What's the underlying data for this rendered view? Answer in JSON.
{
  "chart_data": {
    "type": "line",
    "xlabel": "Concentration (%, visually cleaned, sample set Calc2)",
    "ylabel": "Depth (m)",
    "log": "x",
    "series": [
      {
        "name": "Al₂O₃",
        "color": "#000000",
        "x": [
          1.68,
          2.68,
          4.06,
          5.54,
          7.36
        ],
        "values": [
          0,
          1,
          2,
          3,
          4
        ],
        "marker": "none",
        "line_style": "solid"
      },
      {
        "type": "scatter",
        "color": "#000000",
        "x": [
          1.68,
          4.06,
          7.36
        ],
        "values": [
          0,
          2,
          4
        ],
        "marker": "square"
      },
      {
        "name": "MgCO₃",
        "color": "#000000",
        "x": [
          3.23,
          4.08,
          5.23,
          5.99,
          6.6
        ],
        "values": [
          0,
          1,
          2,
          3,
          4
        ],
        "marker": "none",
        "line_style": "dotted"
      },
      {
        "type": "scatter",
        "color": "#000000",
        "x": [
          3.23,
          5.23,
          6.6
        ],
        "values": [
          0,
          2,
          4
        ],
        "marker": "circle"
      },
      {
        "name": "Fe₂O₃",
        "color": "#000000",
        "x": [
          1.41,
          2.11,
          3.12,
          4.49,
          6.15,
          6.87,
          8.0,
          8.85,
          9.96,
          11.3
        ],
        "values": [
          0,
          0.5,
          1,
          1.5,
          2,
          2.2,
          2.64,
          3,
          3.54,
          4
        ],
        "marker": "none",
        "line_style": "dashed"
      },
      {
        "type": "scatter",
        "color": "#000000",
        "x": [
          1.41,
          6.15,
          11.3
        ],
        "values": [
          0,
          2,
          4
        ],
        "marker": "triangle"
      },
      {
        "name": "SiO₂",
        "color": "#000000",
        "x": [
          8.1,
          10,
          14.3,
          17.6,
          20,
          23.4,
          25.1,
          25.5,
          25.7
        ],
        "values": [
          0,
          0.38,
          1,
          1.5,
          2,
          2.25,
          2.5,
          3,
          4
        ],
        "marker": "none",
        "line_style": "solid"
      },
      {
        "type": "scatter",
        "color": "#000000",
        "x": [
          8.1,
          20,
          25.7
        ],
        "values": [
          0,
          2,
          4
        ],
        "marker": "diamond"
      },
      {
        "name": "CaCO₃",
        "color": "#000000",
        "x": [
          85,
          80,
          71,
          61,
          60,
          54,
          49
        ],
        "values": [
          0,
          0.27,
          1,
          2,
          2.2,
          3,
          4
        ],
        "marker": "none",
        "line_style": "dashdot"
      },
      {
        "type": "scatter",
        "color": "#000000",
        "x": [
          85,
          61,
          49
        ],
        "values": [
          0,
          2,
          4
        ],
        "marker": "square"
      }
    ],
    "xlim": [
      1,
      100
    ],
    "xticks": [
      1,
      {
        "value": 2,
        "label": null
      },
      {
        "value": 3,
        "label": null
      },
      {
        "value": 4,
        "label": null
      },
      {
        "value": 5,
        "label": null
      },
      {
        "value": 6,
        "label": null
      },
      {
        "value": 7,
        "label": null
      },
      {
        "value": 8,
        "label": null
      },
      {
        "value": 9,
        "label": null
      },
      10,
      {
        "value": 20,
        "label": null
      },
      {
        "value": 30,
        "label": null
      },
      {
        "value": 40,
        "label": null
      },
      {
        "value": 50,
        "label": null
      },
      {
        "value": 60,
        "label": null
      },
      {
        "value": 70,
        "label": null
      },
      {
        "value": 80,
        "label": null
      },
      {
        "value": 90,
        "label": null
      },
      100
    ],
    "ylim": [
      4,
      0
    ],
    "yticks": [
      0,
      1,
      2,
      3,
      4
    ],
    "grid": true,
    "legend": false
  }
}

......

> _What to work on_: Extract all of the data shown above without alteration.

> _Response to this task_:
What's the underlying data for this rendered view? Answer in JSON.
{
  "chart_data": {
    "type": "line",
    "xlabel": "Concentration (%, visually cleaned, sample set Calc2)",
    "ylabel": "Depth (m)",
    "log": "x",
    "series": [
      {
        "name": "Al₂O₃",
        "color": "#000000",
        "x": [
          1.68,
          2.68,
          4.06,
          5.54,
          7.36
        ],
        "values": [
          0,
          1,
          2,
          3,
          4
        ],
        "marker": "none",
        "line_style": "solid"
      },
      {
        "type": "scatter",
        "color": "#000000",
        "x": [
          1.68,
          4.06,
          7.36
        ],
        "values": [
          0,
          2,
          4
        ],
        "marker": "square"
      },
      {
        "name": "MgCO₃",
        "color": "#000000",
        "x": [
          3.23,
          4.08,
          5.23,
          5.99,
          6.6
        ],
        "values": [
          0,
          1,
          2,
          3,
          4
        ],
        "marker": "none",
        "line_style": "dotted"
      },
      {
        "type": "scatter",
        "color": "#000000",
        "x": [
          3.23,
          5.23,
          6.6
        ],
        "values": [
          0,
          2,
          4
        ],
        "marker": "circle"
      },
      {
        "name": "Fe₂O₃",
        "color": "#000000",
        "x": [
          1.41,
          2.11,
          3.12,
          4.49,
          6.15,
          6.87,
          8.0,
          8.85,
          9.96,
          11.3
        ],
        "values": [
          0,
          0.5,
          1,
          1.5,
          2,
          2.2,
          2.64,
          3,
          3.54,
          4
        ],
        "marker": "none",
        "line_style": "dashed"
      },
      {
        "type": "scatter",
        "color": "#000000",
        "x": [
          1.41,
          6.15,
          11.3
        ],
        "values": [
          0,
          2,
          4
        ],
        "marker": "triangle"
      },
      {
        "name": "SiO₂",
        "color": "#000000",
        "x": [
          8.1,
          10,
          14.3,
          17.6,
          20,
          23.4,
          25.1,
          25.5,
          25.7
        ],
        "values": [
          0,
          0.38,
          1,
          1.5,
          2,
          2.25,
          2.5,
          3,
          4
        ],
        "marker": "none",
        "line_style": "solid"
      },
      {
        "type": "scatter",
        "color": "#000000",
        "x": [
          8.1,
          20,
          25.7
        ],
        "values": [
          0,
          2,
          4
        ],
        "marker": "diamond"
      },
      {
        "name": "CaCO₃",
        "color": "#000000",
        "x": [
          85,
          80,
          71,
          61,
          60,
          54,
          49
        ],
        "values": [
          0,
          0.27,
          1,
          2,
          2.2,
          3,
          4
        ],
        "marker": "none",
        "line_style": "dashdot"
      },
      {
        "type": "scatter",
        "color": "#000000",
        "x": [
          85,
          61,
          49
        ],
        "values": [
          0,
          2,
          4
        ],
        "marker": "square"
      }
    ],
    "xlim": [
      1,
      100
    ],
    "xticks": [
      1,
      {
        "value": 2,
        "label": null
      },
      {
        "value": 3,
        "label": null
      },
      {
        "value": 4,
        "label": null
      },
      {
        "value": 5,
        "label": null
      },
      {
        "value": 6,
        "label": null
      },
      {
        "value": 7,
        "label": null
      },
      {
        "value": 8,
        "label": null
      },
      {
        "value": 9,
        "label": null
      },
      10,
      {
        "value": 20,
        "label": null
      },
      {
        "value": 30,
        "label": null
      },
      {
        "value": 40,
        "label": null
      },
      {
        "value": 50,
        "label": null
      },
      {
        "value": 60,
        "label": null
      },
      {
        "value": 70,
        "label": null
      },
      {
        "value": 80,
        "label": null
      },
      {
        "value": 90,
        "label": null
      },
      100
    ],
    "ylim": [
      4,
      0
    ],
    "yticks": [
      0,
      1,
      2,
      3,
      4
    ],
    "grid": true,
    "legend": false
  }
}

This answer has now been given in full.